Task description
Can you reproduce word for word the items starting at the line containing "List UI elements" and ending at the line containing "y-tick-label: 2 bbox=[36, 253, 45, 269]", both included? Leave the pictures out.
[BEGIN Data in this exercise]
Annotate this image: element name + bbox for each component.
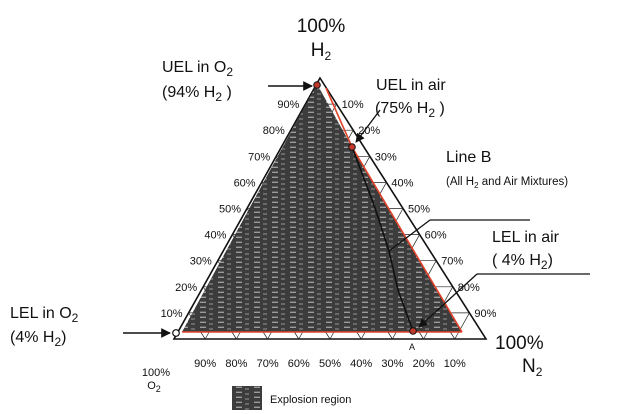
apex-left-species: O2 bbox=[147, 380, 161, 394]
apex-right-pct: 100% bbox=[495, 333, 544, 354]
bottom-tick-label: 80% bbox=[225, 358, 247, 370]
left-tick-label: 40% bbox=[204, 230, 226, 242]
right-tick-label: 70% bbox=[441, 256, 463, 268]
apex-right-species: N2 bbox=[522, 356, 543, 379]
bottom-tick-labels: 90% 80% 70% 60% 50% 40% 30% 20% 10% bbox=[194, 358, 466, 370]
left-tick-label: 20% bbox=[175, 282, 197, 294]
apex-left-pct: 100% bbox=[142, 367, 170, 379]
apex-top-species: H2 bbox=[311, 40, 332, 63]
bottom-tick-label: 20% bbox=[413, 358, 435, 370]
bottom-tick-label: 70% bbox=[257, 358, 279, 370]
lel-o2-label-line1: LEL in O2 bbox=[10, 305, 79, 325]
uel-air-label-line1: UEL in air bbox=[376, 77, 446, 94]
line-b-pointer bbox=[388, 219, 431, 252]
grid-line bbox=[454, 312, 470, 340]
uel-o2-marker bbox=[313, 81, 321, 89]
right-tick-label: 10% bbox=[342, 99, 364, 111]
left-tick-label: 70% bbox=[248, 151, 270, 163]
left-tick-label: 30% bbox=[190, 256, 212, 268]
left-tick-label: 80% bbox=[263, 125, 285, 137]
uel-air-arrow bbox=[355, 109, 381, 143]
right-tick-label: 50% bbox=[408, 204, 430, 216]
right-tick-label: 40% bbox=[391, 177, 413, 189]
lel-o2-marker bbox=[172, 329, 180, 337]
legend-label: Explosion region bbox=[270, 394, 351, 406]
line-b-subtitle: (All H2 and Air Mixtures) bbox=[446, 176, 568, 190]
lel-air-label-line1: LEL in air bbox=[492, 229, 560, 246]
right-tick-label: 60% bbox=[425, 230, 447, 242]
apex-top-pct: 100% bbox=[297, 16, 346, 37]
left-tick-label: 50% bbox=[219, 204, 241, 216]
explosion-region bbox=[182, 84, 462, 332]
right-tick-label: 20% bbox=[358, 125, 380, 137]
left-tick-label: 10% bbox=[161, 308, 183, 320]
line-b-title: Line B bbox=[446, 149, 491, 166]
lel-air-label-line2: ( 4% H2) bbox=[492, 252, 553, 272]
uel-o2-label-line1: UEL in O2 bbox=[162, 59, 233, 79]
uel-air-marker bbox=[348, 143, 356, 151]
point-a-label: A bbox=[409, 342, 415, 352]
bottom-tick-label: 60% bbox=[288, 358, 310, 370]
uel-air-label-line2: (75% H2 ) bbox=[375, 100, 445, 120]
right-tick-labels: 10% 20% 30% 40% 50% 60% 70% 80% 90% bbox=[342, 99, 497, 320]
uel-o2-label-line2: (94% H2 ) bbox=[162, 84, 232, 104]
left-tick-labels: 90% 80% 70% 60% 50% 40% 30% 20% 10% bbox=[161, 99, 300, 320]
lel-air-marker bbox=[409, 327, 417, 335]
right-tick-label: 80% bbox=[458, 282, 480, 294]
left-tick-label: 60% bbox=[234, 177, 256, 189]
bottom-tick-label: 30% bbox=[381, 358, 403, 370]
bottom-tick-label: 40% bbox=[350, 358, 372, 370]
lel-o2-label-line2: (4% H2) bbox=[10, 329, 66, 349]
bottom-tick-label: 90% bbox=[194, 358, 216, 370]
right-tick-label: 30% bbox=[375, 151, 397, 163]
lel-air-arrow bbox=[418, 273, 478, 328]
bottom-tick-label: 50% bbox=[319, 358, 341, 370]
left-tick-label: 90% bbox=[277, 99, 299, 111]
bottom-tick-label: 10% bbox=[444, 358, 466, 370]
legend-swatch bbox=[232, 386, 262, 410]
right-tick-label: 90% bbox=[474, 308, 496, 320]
[END Data in this exercise]
[BEGIN Data in this exercise]
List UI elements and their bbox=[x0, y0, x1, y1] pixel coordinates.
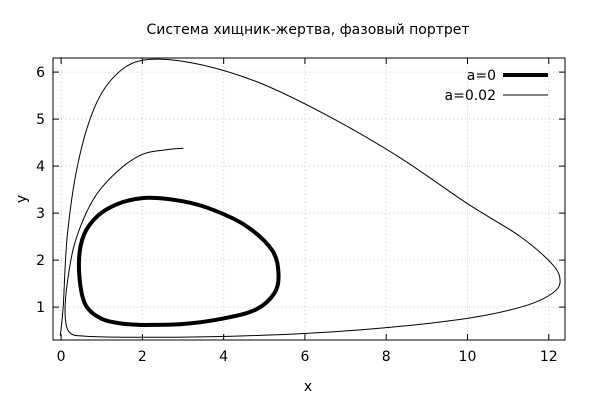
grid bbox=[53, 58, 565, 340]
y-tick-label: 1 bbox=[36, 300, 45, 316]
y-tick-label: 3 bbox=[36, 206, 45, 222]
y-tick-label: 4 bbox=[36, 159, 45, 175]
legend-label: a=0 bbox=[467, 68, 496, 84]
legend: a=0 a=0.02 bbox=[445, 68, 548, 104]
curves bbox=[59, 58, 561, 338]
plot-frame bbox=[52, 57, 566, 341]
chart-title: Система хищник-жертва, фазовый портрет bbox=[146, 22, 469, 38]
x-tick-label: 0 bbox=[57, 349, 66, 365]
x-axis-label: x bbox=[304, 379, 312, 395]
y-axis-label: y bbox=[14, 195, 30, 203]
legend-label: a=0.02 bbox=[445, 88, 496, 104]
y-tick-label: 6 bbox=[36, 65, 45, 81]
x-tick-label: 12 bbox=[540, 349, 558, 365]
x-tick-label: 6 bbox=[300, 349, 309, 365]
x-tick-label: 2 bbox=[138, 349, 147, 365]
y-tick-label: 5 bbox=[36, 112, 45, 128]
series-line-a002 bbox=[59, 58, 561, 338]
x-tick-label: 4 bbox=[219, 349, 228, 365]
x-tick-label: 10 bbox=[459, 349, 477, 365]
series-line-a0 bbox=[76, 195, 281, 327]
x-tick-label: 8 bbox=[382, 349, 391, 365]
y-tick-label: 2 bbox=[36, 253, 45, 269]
[END Data in this exercise]
Expected answer
List UI elements and their bbox=[x0, y0, x1, y1] pixel coordinates.
grid bbox=[53, 58, 565, 340]
y-tick-label: 1 bbox=[36, 300, 45, 316]
y-tick-label: 3 bbox=[36, 206, 45, 222]
y-tick-label: 4 bbox=[36, 159, 45, 175]
legend-label: a=0 bbox=[467, 68, 496, 84]
legend: a=0 a=0.02 bbox=[445, 68, 548, 104]
curves bbox=[59, 58, 561, 338]
plot-frame bbox=[52, 57, 566, 341]
chart-title: Система хищник-жертва, фазовый портрет bbox=[146, 22, 469, 38]
x-tick-label: 0 bbox=[57, 349, 66, 365]
x-axis-label: x bbox=[304, 379, 312, 395]
y-axis-label: y bbox=[14, 195, 30, 203]
legend-label: a=0.02 bbox=[445, 88, 496, 104]
y-tick-label: 6 bbox=[36, 65, 45, 81]
x-tick-label: 12 bbox=[540, 349, 558, 365]
x-tick-label: 6 bbox=[300, 349, 309, 365]
x-tick-label: 2 bbox=[138, 349, 147, 365]
y-tick-label: 5 bbox=[36, 112, 45, 128]
series-line-a002 bbox=[59, 58, 561, 338]
x-tick-label: 4 bbox=[219, 349, 228, 365]
x-tick-label: 10 bbox=[459, 349, 477, 365]
series-line-a0 bbox=[76, 195, 281, 327]
x-tick-label: 8 bbox=[382, 349, 391, 365]
y-tick-label: 2 bbox=[36, 253, 45, 269]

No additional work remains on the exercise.